## Set problem
Drop every picture, then transcribe the remaining data exactly.

Recorded data
□ □ □ □ □

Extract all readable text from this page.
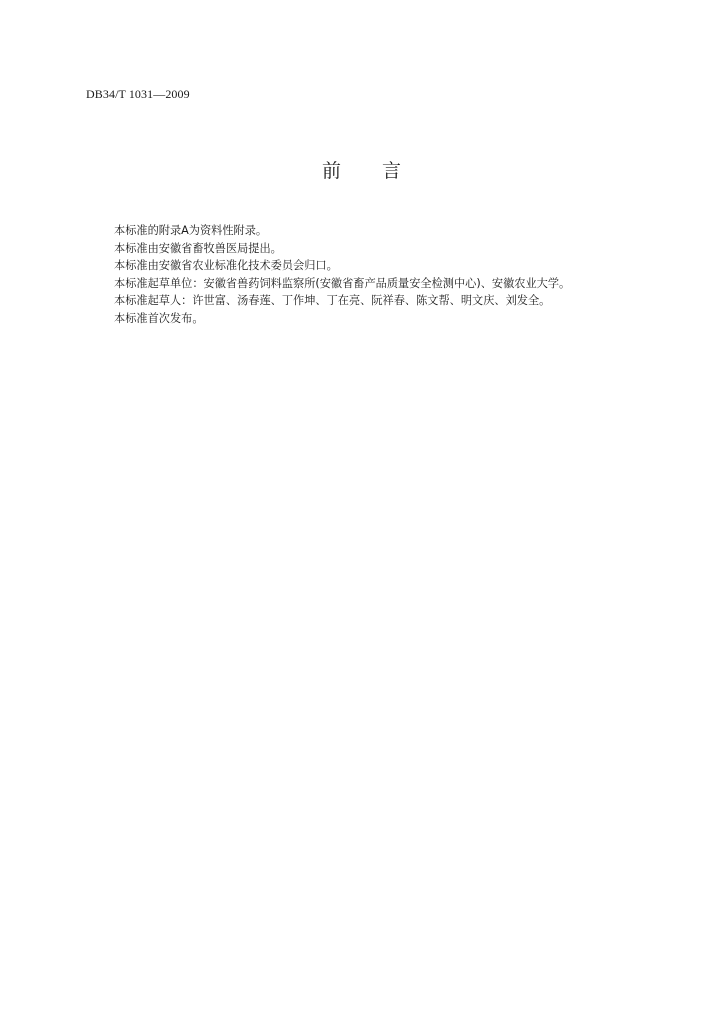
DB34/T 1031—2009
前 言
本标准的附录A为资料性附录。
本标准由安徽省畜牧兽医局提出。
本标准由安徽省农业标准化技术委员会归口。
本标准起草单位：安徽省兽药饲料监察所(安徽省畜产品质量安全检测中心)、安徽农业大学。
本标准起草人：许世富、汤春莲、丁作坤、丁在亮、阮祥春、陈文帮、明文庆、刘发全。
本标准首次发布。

□ □ □ □ □

## Answer to this exercise
Extract all readable text from this page.
DB34/T 1031—2009
前 言
本标准的附录A为资料性附录。
本标准由安徽省畜牧兽医局提出。
本标准由安徽省农业标准化技术委员会归口。
本标准起草单位：安徽省兽药饲料监察所(安徽省畜产品质量安全检测中心)、安徽农业大学。
本标准起草人：许世富、汤春莲、丁作坤、丁在亮、阮祥春、陈文帮、明文庆、刘发全。
本标准首次发布。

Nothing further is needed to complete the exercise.